RECORD LIST:
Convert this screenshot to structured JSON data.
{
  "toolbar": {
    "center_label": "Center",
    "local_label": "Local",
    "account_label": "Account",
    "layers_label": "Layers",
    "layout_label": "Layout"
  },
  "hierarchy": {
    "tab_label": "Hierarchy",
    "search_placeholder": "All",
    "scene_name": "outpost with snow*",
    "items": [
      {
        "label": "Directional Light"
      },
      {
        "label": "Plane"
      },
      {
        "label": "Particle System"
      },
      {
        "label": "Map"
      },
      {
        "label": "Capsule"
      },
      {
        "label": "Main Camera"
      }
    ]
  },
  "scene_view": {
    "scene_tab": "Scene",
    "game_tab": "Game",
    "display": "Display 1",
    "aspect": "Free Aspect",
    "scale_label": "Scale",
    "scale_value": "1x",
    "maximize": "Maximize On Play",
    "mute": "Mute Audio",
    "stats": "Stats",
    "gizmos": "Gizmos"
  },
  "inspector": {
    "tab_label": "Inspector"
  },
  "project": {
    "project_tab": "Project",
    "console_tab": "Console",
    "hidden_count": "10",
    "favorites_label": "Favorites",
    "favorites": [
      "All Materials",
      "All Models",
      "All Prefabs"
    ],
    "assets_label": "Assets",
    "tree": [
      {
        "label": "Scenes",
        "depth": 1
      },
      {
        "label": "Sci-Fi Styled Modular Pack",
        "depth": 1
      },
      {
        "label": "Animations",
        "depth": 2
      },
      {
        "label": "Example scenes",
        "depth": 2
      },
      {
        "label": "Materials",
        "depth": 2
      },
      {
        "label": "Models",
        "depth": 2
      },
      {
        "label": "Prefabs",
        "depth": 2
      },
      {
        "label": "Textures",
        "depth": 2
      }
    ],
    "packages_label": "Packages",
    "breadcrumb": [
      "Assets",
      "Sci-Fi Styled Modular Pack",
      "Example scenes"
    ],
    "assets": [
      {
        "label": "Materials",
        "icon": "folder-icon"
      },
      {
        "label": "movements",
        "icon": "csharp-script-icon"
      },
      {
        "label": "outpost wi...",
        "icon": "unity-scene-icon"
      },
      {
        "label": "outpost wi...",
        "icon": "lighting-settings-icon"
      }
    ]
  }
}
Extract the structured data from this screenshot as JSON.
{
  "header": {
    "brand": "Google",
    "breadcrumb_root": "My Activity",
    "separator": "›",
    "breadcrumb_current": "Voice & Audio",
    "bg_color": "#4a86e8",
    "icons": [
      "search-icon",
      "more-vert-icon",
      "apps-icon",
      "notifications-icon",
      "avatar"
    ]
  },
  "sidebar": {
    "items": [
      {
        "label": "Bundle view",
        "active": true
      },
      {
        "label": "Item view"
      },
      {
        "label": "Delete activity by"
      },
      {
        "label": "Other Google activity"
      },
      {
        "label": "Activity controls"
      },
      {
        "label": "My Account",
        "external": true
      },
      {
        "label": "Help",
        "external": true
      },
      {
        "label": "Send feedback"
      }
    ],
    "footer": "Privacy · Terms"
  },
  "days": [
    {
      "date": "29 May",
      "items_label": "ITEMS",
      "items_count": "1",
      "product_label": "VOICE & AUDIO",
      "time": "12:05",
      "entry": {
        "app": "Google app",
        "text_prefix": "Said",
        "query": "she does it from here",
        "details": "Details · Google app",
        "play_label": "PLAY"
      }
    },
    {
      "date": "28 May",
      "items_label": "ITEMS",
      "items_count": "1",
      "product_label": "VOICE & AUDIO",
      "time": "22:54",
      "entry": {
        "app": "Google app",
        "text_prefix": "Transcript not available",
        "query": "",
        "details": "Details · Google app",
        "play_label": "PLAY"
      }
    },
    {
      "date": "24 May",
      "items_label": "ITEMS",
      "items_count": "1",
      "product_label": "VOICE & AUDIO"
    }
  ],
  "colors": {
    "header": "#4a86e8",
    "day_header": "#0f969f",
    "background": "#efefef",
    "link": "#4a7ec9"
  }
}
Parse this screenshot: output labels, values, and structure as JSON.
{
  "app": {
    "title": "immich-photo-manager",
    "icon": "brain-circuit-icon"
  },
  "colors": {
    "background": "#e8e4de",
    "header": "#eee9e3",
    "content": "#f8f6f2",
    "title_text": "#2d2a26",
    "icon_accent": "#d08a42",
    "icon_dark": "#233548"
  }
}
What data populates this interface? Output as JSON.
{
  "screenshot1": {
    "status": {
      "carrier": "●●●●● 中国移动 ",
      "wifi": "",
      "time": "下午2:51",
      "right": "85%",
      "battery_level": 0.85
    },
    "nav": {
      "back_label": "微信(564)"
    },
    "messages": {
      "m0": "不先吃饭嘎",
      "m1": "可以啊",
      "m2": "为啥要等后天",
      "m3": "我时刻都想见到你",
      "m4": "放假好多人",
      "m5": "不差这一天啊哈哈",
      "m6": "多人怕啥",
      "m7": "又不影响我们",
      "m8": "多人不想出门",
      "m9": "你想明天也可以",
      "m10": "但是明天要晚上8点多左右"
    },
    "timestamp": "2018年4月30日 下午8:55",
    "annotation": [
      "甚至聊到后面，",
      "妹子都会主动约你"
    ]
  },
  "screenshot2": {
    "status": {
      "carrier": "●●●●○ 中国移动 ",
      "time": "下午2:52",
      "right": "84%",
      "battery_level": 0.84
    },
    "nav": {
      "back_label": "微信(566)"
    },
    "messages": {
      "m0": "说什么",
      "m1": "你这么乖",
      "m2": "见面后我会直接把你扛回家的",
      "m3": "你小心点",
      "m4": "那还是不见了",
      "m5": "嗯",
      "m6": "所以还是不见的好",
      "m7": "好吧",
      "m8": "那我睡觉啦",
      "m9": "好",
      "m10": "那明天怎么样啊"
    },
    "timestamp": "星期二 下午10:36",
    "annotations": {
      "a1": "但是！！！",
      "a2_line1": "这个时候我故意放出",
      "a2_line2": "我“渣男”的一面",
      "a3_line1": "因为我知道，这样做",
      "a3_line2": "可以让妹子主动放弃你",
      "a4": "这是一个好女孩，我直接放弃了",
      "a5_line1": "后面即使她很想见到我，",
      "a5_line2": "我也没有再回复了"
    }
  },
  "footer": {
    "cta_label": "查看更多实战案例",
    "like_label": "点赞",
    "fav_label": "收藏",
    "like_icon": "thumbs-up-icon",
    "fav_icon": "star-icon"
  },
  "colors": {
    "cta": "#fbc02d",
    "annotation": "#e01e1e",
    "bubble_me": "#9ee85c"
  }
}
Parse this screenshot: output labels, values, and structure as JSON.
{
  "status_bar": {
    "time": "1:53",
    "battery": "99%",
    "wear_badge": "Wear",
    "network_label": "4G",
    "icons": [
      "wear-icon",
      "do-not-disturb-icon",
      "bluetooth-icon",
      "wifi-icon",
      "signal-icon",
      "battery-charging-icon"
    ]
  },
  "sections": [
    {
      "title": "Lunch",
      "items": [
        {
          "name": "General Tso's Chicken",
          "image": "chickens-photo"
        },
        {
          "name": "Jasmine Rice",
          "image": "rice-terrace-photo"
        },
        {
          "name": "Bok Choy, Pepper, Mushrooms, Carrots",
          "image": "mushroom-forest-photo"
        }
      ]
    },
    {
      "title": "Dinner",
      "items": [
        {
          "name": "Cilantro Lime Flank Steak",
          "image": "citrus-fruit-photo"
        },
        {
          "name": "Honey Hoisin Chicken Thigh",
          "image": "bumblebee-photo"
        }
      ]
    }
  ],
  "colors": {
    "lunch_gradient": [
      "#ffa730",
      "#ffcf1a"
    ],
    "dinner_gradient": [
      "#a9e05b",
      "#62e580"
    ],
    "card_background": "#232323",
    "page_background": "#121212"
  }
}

GIVEN EXERCISE: Return the entries in full, keeping every line exactly as it is.

SOLUTION TO THIS TASK:
Convert this screenshot to structured JSON data.
{
  "toolbar": {
    "center_label": "Center",
    "local_label": "Local",
    "account_label": "Account",
    "layers_label": "Layers",
    "layout_label": "Layout"
  },
  "hierarchy": {
    "tab_label": "Hierarchy",
    "search_placeholder": "All",
    "scene_name": "outpost with snow*",
    "items": [
      {
        "label": "Directional Light"
      },
      {
        "label": "Plane"
      },
      {
        "label": "Particle System"
      },
      {
        "label": "Map"
      },
      {
        "label": "Capsule"
      },
      {
        "label": "Main Camera"
      }
    ]
  },
  "scene_view": {
    "scene_tab": "Scene",
    "game_tab": "Game",
    "display": "Display 1",
    "aspect": "Free Aspect",
    "scale_label": "Scale",
    "scale_value": "1x",
    "maximize": "Maximize On Play",
    "mute": "Mute Audio",
    "stats": "Stats",
    "gizmos": "Gizmos"
  },
  "inspector": {
    "tab_label": "Inspector"
  },
  "project": {
    "project_tab": "Project",
    "console_tab": "Console",
    "hidden_count": "10",
    "favorites_label": "Favorites",
    "favorites": [
      "All Materials",
      "All Models",
      "All Prefabs"
    ],
    "assets_label": "Assets",
    "tree": [
      {
        "label": "Scenes",
        "depth": 1
      },
      {
        "label": "Sci-Fi Styled Modular Pack",
        "depth": 1
      },
      {
        "label": "Animations",
        "depth": 2
      },
      {
        "label": "Example scenes",
        "depth": 2
      },
      {
        "label": "Materials",
        "depth": 2
      },
      {
        "label": "Models",
        "depth": 2
      },
      {
        "label": "Prefabs",
        "depth": 2
      },
      {
        "label": "Textures",
        "depth": 2
      }
    ],
    "packages_label": "Packages",
    "breadcrumb": [
      "Assets",
      "Sci-Fi Styled Modular Pack",
      "Example scenes"
    ],
    "assets": [
      {
        "label": "Materials",
        "icon": "folder-icon"
      },
      {
        "label": "movements",
        "icon": "csharp-script-icon"
      },
      {
        "label": "outpost wi...",
        "icon": "unity-scene-icon"
      },
      {
        "label": "outpost wi...",
        "icon": "lighting-settings-icon"
      }
    ]
  }
}
Extract the structured data from this screenshot as JSON.
{
  "header": {
    "brand": "Google",
    "breadcrumb_root": "My Activity",
    "separator": "›",
    "breadcrumb_current": "Voice & Audio",
    "bg_color": "#4a86e8",
    "icons": [
      "search-icon",
      "more-vert-icon",
      "apps-icon",
      "notifications-icon",
      "avatar"
    ]
  },
  "sidebar": {
    "items": [
      {
        "label": "Bundle view",
        "active": true
      },
      {
        "label": "Item view"
      },
      {
        "label": "Delete activity by"
      },
      {
        "label": "Other Google activity"
      },
      {
        "label": "Activity controls"
      },
      {
        "label": "My Account",
        "external": true
      },
      {
        "label": "Help",
        "external": true
      },
      {
        "label": "Send feedback"
      }
    ],
    "footer": "Privacy · Terms"
  },
  "days": [
    {
      "date": "29 May",
      "items_label": "ITEMS",
      "items_count": "1",
      "product_label": "VOICE & AUDIO",
      "time": "12:05",
      "entry": {
        "app": "Google app",
        "text_prefix": "Said",
        "query": "she does it from here",
        "details": "Details · Google app",
        "play_label": "PLAY"
      }
    },
    {
      "date": "28 May",
      "items_label": "ITEMS",
      "items_count": "1",
      "product_label": "VOICE & AUDIO",
      "time": "22:54",
      "entry": {
        "app": "Google app",
        "text_prefix": "Transcript not available",
        "query": "",
        "details": "Details · Google app",
        "play_label": "PLAY"
      }
    },
    {
      "date": "24 May",
      "items_label": "ITEMS",
      "items_count": "1",
      "product_label": "VOICE & AUDIO"
    }
  ],
  "colors": {
    "header": "#4a86e8",
    "day_header": "#0f969f",
    "background": "#efefef",
    "link": "#4a7ec9"
  }
}
Parse this screenshot: output labels, values, and structure as JSON.
{
  "app": {
    "title": "immich-photo-manager",
    "icon": "brain-circuit-icon"
  },
  "colors": {
    "background": "#e8e4de",
    "header": "#eee9e3",
    "content": "#f8f6f2",
    "title_text": "#2d2a26",
    "icon_accent": "#d08a42",
    "icon_dark": "#233548"
  }
}
What data populates this interface? Output as JSON.
{
  "screenshot1": {
    "status": {
      "carrier": "●●●●● 中国移动 ",
      "wifi": "",
      "time": "下午2:51",
      "right": "85%",
      "battery_level": 0.85
    },
    "nav": {
      "back_label": "微信(564)"
    },
    "messages": {
      "m0": "不先吃饭嘎",
      "m1": "可以啊",
      "m2": "为啥要等后天",
      "m3": "我时刻都想见到你",
      "m4": "放假好多人",
      "m5": "不差这一天啊哈哈",
      "m6": "多人怕啥",
      "m7": "又不影响我们",
      "m8": "多人不想出门",
      "m9": "你想明天也可以",
      "m10": "但是明天要晚上8点多左右"
    },
    "timestamp": "2018年4月30日 下午8:55",
    "annotation": [
      "甚至聊到后面，",
      "妹子都会主动约你"
    ]
  },
  "screenshot2": {
    "status": {
      "carrier": "●●●●○ 中国移动 ",
      "time": "下午2:52",
      "right": "84%",
      "battery_level": 0.84
    },
    "nav": {
      "back_label": "微信(566)"
    },
    "messages": {
      "m0": "说什么",
      "m1": "你这么乖",
      "m2": "见面后我会直接把你扛回家的",
      "m3": "你小心点",
      "m4": "那还是不见了",
      "m5": "嗯",
      "m6": "所以还是不见的好",
      "m7": "好吧",
      "m8": "那我睡觉啦",
      "m9": "好",
      "m10": "那明天怎么样啊"
    },
    "timestamp": "星期二 下午10:36",
    "annotations": {
      "a1": "但是！！！",
      "a2_line1": "这个时候我故意放出",
      "a2_line2": "我“渣男”的一面",
      "a3_line1": "因为我知道，这样做",
      "a3_line2": "可以让妹子主动放弃你",
      "a4": "这是一个好女孩，我直接放弃了",
      "a5_line1": "后面即使她很想见到我，",
      "a5_line2": "我也没有再回复了"
    }
  },
  "footer": {
    "cta_label": "查看更多实战案例",
    "like_label": "点赞",
    "fav_label": "收藏",
    "like_icon": "thumbs-up-icon",
    "fav_icon": "star-icon"
  },
  "colors": {
    "cta": "#fbc02d",
    "annotation": "#e01e1e",
    "bubble_me": "#9ee85c"
  }
}
Parse this screenshot: output labels, values, and structure as JSON.
{
  "status_bar": {
    "time": "1:53",
    "battery": "99%",
    "wear_badge": "Wear",
    "network_label": "4G",
    "icons": [
      "wear-icon",
      "do-not-disturb-icon",
      "bluetooth-icon",
      "wifi-icon",
      "signal-icon",
      "battery-charging-icon"
    ]
  },
  "sections": [
    {
      "title": "Lunch",
      "items": [
        {
          "name": "General Tso's Chicken",
          "image": "chickens-photo"
        },
        {
          "name": "Jasmine Rice",
          "image": "rice-terrace-photo"
        },
        {
          "name": "Bok Choy, Pepper, Mushrooms, Carrots",
          "image": "mushroom-forest-photo"
        }
      ]
    },
    {
      "title": "Dinner",
      "items": [
        {
          "name": "Cilantro Lime Flank Steak",
          "image": "citrus-fruit-photo"
        },
        {
          "name": "Honey Hoisin Chicken Thigh",
          "image": "bumblebee-photo"
        }
      ]
    }
  ],
  "colors": {
    "lunch_gradient": [
      "#ffa730",
      "#ffcf1a"
    ],
    "dinner_gradient": [
      "#a9e05b",
      "#62e580"
    ],
    "card_background": "#232323",
    "page_background": "#121212"
  }
}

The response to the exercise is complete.